◆ Dataset entries:

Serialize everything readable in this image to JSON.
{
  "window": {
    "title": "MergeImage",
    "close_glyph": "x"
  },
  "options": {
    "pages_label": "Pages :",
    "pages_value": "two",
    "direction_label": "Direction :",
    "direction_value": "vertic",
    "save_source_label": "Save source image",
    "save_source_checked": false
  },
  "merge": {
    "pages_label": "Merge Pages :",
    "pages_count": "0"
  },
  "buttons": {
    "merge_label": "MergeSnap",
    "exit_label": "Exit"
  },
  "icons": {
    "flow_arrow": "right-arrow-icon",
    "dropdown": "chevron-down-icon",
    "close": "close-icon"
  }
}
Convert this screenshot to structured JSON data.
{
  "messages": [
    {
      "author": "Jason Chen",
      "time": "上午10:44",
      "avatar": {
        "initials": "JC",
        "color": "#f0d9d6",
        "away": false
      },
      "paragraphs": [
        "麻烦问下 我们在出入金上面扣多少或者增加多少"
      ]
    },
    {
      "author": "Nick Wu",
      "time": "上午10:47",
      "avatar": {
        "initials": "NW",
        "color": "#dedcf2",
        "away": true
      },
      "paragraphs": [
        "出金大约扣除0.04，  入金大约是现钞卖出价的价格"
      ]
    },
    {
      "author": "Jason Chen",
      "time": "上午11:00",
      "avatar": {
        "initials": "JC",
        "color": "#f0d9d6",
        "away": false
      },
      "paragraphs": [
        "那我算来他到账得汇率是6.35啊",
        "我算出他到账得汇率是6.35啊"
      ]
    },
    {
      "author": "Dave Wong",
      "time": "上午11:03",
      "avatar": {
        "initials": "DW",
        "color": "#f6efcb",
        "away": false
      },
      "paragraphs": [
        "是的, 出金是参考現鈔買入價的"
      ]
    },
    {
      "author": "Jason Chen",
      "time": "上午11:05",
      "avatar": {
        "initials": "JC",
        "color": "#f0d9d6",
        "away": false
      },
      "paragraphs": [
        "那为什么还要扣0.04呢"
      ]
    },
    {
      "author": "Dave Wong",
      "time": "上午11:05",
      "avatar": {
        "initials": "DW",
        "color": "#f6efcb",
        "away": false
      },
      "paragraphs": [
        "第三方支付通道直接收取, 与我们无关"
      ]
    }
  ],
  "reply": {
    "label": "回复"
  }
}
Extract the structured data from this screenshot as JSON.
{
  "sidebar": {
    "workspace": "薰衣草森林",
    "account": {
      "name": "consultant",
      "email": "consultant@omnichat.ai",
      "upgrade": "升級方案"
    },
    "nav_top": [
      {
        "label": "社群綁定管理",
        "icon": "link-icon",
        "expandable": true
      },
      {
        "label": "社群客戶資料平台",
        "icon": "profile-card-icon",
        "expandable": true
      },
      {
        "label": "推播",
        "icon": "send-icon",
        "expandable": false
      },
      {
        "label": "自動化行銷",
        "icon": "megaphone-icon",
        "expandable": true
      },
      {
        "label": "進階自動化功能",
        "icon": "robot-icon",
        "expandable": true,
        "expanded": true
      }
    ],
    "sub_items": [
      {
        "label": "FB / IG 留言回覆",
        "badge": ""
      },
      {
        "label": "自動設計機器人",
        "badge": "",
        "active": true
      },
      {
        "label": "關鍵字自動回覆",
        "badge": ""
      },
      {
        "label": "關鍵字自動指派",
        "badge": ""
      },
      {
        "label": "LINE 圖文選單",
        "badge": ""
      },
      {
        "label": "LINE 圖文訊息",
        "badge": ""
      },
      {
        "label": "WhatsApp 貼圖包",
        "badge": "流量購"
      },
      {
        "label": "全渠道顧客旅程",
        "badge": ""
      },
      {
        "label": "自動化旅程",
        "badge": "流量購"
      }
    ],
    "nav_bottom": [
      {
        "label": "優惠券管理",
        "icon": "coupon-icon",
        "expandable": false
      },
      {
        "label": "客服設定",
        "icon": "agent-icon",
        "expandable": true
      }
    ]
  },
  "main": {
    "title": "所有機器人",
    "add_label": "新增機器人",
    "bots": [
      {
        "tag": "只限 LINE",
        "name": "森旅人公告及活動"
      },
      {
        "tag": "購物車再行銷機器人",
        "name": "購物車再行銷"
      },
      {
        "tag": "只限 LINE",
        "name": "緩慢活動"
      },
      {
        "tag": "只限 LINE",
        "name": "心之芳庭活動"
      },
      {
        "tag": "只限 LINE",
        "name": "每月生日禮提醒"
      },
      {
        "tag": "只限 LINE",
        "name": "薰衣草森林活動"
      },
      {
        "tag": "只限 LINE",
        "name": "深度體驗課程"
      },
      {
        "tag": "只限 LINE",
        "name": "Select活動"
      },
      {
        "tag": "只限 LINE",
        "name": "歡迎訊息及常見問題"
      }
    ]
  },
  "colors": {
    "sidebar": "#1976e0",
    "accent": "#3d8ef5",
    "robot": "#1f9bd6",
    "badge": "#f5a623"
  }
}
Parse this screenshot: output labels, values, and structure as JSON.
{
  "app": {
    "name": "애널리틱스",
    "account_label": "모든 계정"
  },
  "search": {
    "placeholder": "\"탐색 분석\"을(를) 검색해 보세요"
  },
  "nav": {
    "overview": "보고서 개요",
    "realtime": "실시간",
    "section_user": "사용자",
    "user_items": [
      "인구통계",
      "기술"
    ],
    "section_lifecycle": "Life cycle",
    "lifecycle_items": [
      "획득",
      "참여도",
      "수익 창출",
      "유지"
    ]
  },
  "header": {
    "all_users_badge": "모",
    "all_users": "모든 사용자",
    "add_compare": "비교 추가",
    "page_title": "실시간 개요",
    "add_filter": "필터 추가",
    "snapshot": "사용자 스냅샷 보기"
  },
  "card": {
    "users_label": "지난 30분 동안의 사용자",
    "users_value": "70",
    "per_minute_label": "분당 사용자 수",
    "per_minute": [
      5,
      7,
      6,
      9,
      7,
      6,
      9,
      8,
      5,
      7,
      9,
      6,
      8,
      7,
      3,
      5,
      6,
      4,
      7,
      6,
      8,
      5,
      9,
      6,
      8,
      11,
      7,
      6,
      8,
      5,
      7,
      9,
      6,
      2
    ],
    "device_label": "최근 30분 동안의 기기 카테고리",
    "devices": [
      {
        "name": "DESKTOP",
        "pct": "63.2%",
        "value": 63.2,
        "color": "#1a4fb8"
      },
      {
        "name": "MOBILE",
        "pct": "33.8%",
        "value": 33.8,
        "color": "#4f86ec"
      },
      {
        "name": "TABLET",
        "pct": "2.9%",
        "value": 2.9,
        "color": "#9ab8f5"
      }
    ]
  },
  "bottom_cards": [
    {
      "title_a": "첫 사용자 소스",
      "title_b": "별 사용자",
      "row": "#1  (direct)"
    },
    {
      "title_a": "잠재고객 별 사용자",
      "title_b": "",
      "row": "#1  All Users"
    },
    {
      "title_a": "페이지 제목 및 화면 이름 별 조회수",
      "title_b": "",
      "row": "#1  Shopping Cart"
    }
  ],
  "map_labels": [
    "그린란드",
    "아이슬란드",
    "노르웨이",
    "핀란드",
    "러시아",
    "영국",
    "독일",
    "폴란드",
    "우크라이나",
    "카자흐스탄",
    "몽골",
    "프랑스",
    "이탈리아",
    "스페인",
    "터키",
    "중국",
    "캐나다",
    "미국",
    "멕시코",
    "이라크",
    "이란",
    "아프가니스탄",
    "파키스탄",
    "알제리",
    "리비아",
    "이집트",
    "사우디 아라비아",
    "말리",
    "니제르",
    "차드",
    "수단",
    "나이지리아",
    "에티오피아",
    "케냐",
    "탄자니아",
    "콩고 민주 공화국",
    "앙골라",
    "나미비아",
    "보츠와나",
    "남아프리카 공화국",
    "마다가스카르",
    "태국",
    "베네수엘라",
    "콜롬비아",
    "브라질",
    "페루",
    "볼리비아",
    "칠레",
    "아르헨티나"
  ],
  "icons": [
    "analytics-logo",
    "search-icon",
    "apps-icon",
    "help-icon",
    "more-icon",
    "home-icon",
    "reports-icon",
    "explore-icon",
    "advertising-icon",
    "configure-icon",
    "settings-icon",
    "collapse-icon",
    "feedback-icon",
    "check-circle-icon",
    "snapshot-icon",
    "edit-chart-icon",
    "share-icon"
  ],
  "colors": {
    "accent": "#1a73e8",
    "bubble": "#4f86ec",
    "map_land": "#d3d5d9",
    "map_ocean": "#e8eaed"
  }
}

◆ What needs to be done: Looking at the data above, how many lines hold the word "this"? Respond with the number alone.

◆ Written answer: 4